Stored data entries:
## Start

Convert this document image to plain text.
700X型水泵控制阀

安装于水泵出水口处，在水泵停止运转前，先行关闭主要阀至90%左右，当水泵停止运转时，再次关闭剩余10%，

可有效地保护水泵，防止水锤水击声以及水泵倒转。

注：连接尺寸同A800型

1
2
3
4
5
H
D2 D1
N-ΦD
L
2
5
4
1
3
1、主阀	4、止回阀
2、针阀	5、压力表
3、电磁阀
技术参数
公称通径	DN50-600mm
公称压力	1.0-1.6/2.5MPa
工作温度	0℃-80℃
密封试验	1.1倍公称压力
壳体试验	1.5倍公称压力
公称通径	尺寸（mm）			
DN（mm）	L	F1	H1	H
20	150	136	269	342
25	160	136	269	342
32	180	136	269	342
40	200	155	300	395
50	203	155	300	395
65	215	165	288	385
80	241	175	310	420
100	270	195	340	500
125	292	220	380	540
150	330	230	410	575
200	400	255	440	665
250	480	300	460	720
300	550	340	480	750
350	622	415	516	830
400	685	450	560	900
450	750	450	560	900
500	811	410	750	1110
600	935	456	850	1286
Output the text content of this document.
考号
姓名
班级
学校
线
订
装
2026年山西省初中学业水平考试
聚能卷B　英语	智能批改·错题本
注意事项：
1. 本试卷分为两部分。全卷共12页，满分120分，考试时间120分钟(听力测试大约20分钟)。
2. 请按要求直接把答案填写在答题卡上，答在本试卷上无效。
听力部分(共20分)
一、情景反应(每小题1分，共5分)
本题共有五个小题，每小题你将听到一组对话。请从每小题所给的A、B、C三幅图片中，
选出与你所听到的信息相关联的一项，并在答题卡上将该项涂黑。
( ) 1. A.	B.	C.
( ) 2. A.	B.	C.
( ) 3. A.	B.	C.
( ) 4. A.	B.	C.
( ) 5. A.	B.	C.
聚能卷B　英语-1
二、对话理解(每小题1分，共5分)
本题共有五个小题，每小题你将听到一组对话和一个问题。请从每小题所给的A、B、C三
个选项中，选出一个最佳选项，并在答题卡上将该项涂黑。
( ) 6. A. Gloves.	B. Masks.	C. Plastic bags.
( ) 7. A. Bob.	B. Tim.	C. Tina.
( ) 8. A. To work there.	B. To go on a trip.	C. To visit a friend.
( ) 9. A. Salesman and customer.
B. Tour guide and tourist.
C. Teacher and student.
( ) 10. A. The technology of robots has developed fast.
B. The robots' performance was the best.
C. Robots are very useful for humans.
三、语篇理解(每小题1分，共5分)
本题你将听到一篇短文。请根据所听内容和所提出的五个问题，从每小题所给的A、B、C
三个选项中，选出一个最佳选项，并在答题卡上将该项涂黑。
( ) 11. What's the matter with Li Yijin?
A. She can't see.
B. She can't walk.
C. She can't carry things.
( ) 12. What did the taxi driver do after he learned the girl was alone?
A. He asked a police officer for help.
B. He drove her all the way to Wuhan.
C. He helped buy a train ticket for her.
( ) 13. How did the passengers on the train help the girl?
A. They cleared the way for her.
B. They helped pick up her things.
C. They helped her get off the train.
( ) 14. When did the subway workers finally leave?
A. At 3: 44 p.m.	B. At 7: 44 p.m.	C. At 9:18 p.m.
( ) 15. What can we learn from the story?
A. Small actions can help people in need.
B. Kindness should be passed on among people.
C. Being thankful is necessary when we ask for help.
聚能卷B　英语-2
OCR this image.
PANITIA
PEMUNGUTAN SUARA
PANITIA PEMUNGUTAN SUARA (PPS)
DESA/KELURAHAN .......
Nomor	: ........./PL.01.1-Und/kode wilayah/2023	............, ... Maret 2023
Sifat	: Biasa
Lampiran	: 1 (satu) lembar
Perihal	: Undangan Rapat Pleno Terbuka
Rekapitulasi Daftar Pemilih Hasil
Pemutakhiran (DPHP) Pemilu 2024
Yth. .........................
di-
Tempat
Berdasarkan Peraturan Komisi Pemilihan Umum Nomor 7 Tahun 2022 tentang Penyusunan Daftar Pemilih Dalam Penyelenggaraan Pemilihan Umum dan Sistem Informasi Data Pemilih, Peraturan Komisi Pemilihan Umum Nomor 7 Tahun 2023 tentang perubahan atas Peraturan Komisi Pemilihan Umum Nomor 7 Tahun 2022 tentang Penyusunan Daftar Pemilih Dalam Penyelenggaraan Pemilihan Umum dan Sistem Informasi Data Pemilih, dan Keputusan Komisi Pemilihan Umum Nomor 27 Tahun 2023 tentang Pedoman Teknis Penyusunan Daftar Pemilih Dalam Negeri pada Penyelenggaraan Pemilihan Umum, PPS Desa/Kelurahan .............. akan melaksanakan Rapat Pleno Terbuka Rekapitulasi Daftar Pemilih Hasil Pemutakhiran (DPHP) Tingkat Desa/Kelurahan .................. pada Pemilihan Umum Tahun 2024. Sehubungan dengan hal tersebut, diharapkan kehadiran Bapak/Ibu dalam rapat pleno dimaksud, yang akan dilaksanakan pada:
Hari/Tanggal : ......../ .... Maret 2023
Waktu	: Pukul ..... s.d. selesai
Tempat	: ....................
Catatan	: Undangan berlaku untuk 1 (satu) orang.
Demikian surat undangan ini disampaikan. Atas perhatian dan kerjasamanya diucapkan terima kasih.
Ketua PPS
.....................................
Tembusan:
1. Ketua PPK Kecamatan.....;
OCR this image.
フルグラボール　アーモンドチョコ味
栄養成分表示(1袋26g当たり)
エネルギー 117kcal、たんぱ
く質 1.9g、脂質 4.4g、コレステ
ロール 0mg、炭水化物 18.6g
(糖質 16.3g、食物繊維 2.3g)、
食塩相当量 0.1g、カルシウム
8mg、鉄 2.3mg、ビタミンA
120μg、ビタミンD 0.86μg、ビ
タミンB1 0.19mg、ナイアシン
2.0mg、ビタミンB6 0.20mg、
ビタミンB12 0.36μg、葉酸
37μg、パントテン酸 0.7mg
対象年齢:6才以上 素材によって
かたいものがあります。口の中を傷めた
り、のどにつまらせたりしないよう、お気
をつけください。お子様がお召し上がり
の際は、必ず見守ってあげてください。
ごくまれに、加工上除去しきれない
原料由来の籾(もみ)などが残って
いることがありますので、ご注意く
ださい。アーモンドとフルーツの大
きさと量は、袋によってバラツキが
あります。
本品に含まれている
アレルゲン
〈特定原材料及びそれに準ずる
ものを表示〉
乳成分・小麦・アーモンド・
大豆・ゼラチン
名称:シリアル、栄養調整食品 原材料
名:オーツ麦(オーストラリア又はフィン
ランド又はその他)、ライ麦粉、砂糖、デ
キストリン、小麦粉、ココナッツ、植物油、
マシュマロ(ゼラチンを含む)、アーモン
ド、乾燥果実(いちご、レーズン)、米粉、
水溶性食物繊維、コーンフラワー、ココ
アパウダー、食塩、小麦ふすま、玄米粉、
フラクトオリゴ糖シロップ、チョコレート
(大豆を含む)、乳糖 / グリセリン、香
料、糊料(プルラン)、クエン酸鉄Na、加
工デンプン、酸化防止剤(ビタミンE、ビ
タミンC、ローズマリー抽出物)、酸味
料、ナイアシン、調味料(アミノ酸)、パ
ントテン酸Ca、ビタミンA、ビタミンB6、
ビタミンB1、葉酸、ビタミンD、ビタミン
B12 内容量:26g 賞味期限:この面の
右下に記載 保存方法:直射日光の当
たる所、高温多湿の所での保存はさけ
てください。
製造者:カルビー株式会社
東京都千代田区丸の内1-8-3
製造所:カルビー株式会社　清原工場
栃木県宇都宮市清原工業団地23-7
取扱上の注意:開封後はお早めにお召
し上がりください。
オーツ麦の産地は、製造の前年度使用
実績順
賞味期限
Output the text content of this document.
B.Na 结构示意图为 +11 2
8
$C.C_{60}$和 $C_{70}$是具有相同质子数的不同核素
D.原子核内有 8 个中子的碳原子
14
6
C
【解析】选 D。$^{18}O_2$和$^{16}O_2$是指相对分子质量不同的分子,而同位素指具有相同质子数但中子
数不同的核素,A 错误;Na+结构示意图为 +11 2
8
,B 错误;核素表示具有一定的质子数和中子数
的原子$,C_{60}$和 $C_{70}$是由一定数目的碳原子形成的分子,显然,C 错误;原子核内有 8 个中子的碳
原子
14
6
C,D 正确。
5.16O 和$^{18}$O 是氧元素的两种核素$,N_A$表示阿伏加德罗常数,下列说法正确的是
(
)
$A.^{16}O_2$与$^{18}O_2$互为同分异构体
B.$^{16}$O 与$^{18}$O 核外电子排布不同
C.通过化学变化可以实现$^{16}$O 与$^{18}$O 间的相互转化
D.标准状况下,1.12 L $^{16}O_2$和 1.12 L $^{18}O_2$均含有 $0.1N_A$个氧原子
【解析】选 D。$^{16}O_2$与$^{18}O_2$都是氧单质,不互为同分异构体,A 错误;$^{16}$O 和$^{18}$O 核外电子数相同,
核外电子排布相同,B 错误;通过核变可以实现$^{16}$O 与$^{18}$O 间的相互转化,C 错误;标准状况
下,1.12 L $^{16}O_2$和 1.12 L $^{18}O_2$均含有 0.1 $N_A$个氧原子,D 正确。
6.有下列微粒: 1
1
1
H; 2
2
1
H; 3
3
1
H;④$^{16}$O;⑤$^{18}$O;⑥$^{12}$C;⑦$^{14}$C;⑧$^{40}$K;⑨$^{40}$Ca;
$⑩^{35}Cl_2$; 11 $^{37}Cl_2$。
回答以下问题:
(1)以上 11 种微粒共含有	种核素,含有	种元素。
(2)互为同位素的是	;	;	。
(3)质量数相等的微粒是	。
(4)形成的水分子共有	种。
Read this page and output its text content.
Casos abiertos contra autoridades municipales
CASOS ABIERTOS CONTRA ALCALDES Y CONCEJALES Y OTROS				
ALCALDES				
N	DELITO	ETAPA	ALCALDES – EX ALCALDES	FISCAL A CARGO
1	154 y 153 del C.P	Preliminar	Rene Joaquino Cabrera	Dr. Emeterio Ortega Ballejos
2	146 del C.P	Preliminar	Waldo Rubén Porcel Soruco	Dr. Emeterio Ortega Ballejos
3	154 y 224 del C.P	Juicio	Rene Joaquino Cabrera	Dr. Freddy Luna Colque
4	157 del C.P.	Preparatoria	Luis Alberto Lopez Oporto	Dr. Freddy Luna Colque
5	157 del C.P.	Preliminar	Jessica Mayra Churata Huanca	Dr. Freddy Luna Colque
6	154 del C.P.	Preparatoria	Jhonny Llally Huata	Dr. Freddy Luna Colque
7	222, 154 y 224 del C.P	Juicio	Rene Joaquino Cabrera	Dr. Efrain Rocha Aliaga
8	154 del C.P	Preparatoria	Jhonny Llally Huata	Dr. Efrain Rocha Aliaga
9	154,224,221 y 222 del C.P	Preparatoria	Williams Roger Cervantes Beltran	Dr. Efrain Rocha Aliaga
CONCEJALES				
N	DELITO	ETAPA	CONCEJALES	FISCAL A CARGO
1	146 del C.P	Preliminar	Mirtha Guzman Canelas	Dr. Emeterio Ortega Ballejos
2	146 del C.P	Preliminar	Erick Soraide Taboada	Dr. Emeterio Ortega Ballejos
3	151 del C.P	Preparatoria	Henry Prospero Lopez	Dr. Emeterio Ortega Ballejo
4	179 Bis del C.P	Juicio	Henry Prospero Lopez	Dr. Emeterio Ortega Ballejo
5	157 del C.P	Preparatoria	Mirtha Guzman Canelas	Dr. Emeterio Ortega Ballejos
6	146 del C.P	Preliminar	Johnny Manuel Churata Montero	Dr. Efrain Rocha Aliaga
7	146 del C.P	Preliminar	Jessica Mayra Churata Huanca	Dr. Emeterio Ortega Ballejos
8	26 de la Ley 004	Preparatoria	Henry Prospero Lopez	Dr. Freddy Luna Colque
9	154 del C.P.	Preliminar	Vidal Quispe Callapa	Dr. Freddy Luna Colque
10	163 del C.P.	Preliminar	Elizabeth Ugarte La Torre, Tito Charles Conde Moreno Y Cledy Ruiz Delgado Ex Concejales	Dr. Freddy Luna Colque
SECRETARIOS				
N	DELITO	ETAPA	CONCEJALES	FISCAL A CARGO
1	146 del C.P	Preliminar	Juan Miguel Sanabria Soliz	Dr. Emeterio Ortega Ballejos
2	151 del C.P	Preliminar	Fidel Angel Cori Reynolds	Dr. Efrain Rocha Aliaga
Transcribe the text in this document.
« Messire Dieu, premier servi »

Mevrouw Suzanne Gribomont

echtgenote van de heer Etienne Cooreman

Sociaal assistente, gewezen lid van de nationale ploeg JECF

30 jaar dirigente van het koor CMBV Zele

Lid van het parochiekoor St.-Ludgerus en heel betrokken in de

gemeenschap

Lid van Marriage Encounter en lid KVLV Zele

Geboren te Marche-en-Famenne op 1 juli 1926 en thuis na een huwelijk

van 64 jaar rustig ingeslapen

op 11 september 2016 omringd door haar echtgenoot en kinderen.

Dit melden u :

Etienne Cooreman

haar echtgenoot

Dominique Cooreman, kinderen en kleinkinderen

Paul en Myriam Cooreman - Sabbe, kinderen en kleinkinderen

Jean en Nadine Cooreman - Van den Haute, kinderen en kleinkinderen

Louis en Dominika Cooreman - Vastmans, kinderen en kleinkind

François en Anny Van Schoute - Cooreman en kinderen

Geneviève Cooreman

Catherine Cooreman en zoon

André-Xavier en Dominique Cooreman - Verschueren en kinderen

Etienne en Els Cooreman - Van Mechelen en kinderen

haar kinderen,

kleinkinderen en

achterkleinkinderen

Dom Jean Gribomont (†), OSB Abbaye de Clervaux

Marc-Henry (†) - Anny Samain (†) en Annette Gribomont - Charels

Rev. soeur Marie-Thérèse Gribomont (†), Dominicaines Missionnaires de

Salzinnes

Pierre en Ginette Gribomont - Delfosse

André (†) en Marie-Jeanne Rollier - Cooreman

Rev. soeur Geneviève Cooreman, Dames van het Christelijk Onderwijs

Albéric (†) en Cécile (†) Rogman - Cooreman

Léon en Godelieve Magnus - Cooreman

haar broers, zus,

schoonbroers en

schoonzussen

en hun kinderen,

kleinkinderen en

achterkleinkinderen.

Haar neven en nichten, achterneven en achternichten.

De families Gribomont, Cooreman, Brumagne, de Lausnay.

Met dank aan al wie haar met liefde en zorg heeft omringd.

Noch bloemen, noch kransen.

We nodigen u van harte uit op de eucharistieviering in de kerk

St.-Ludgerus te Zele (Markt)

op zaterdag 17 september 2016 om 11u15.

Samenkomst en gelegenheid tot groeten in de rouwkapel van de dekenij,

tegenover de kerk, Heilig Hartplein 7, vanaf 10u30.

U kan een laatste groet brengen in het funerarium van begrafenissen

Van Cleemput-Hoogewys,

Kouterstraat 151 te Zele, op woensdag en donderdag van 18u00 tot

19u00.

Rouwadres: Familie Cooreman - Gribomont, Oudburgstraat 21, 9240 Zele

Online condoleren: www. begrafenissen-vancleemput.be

## End

Copy every line from the entries that contains the word "Ludgerus".

**OUTPUT**
Lid van het parochiekoor St.-Ludgerus en heel betrokken in de
St.-Ludgerus te Zele (Markt)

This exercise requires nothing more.